* start *

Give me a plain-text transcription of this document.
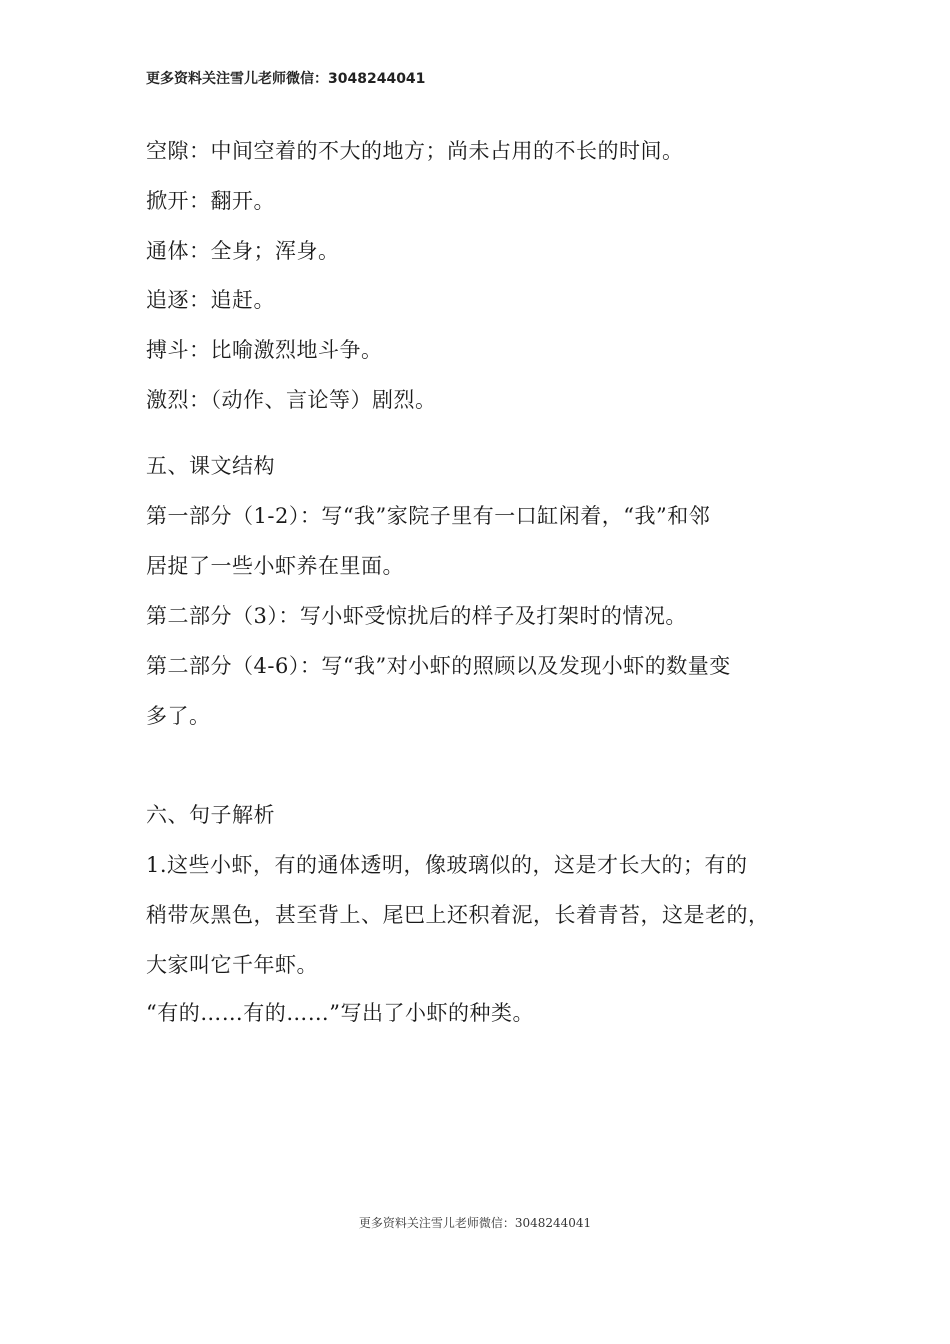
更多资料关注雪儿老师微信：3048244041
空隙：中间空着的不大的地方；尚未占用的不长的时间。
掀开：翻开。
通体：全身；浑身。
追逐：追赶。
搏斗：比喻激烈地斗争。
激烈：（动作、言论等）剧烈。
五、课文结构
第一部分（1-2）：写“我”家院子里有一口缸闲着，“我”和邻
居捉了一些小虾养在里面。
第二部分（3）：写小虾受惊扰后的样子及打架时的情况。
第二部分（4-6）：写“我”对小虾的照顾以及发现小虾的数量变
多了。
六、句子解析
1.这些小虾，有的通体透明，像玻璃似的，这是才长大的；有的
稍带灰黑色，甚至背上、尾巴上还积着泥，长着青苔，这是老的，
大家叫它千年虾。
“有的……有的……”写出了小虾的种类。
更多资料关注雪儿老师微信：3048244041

* end *
* start *

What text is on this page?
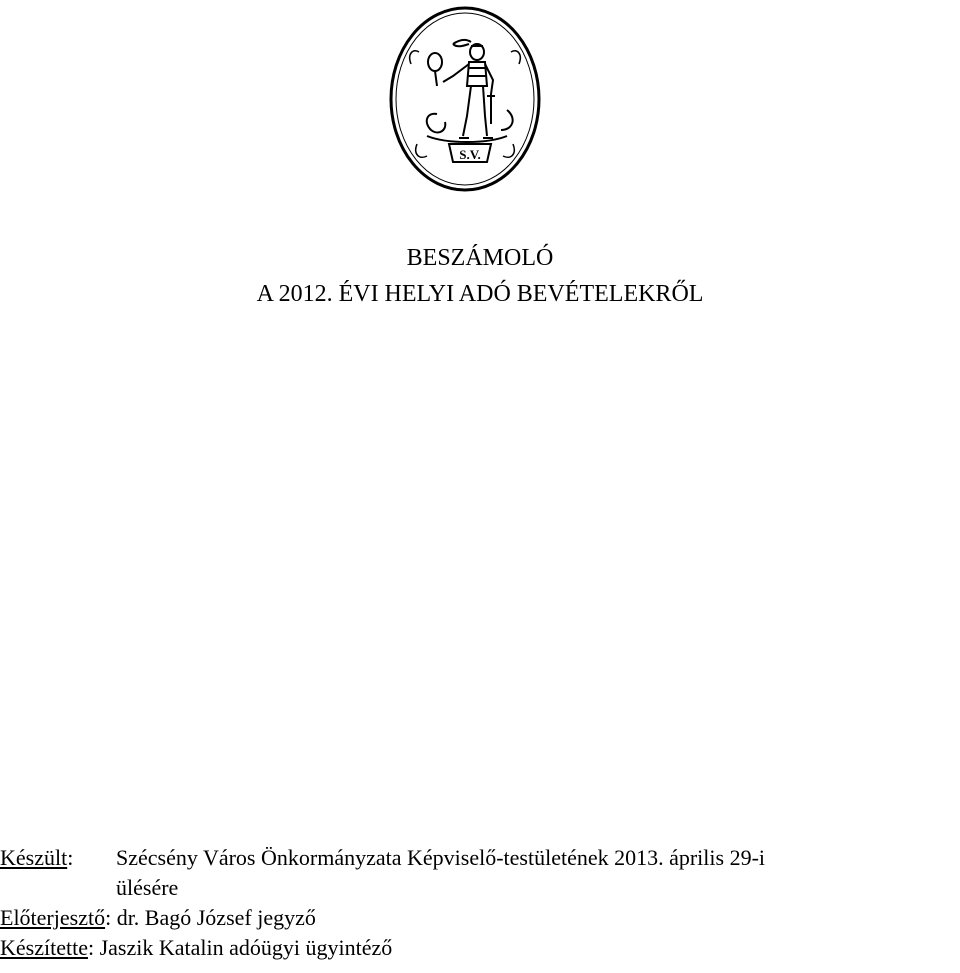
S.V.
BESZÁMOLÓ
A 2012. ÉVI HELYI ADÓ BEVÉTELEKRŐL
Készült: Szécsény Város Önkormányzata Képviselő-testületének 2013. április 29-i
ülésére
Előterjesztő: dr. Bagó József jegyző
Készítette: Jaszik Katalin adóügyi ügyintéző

* end *

Go through the records and pull out each line that includes the word "第二部分".

◆ Result of the task:
第二部分（3）：写小虾受惊扰后的样子及打架时的情况。
第二部分（4-6）：写“我”对小虾的照顾以及发现小虾的数量变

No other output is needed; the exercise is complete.